>> START
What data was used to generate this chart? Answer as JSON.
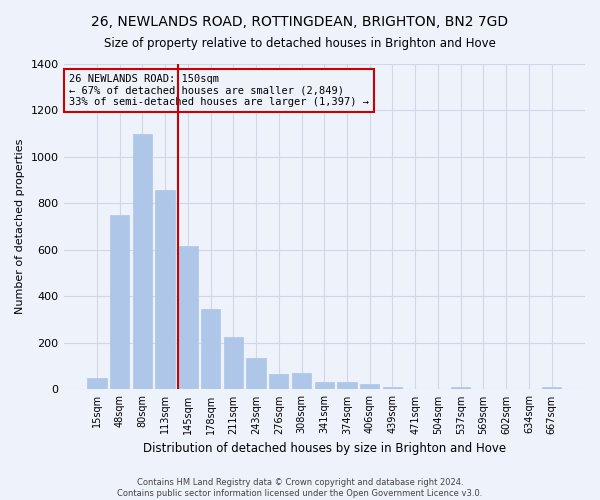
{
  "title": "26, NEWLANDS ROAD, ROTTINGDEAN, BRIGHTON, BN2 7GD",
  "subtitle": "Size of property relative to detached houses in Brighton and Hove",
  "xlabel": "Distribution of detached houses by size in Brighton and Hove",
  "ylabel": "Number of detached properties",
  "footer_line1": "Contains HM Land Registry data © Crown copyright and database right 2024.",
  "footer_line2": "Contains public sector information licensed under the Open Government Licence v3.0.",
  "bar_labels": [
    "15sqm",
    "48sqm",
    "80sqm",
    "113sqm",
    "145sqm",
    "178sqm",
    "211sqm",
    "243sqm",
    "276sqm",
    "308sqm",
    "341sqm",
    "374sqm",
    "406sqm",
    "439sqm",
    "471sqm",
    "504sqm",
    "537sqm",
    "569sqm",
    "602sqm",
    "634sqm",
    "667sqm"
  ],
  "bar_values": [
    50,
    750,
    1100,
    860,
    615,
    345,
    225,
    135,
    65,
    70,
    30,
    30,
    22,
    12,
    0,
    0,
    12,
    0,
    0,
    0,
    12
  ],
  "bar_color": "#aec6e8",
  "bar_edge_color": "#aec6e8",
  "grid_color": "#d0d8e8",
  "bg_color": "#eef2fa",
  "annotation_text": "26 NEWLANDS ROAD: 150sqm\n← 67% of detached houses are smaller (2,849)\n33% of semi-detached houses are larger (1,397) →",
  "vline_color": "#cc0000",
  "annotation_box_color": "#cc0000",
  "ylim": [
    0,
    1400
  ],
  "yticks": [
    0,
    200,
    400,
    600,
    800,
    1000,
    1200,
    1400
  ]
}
>> END
▶ [Task statement]: Reproduce each record from above exactly; pictures do not belong in the copy.

▶ [Exercise answer]:
What data was used to generate this chart? Answer as JSON.
{
  "title": "26, NEWLANDS ROAD, ROTTINGDEAN, BRIGHTON, BN2 7GD",
  "subtitle": "Size of property relative to detached houses in Brighton and Hove",
  "xlabel": "Distribution of detached houses by size in Brighton and Hove",
  "ylabel": "Number of detached properties",
  "footer_line1": "Contains HM Land Registry data © Crown copyright and database right 2024.",
  "footer_line2": "Contains public sector information licensed under the Open Government Licence v3.0.",
  "bar_labels": [
    "15sqm",
    "48sqm",
    "80sqm",
    "113sqm",
    "145sqm",
    "178sqm",
    "211sqm",
    "243sqm",
    "276sqm",
    "308sqm",
    "341sqm",
    "374sqm",
    "406sqm",
    "439sqm",
    "471sqm",
    "504sqm",
    "537sqm",
    "569sqm",
    "602sqm",
    "634sqm",
    "667sqm"
  ],
  "bar_values": [
    50,
    750,
    1100,
    860,
    615,
    345,
    225,
    135,
    65,
    70,
    30,
    30,
    22,
    12,
    0,
    0,
    12,
    0,
    0,
    0,
    12
  ],
  "bar_color": "#aec6e8",
  "bar_edge_color": "#aec6e8",
  "grid_color": "#d0d8e8",
  "bg_color": "#eef2fa",
  "annotation_text": "26 NEWLANDS ROAD: 150sqm\n← 67% of detached houses are smaller (2,849)\n33% of semi-detached houses are larger (1,397) →",
  "vline_color": "#cc0000",
  "annotation_box_color": "#cc0000",
  "ylim": [
    0,
    1400
  ],
  "yticks": [
    0,
    200,
    400,
    600,
    800,
    1000,
    1200,
    1400
  ]
}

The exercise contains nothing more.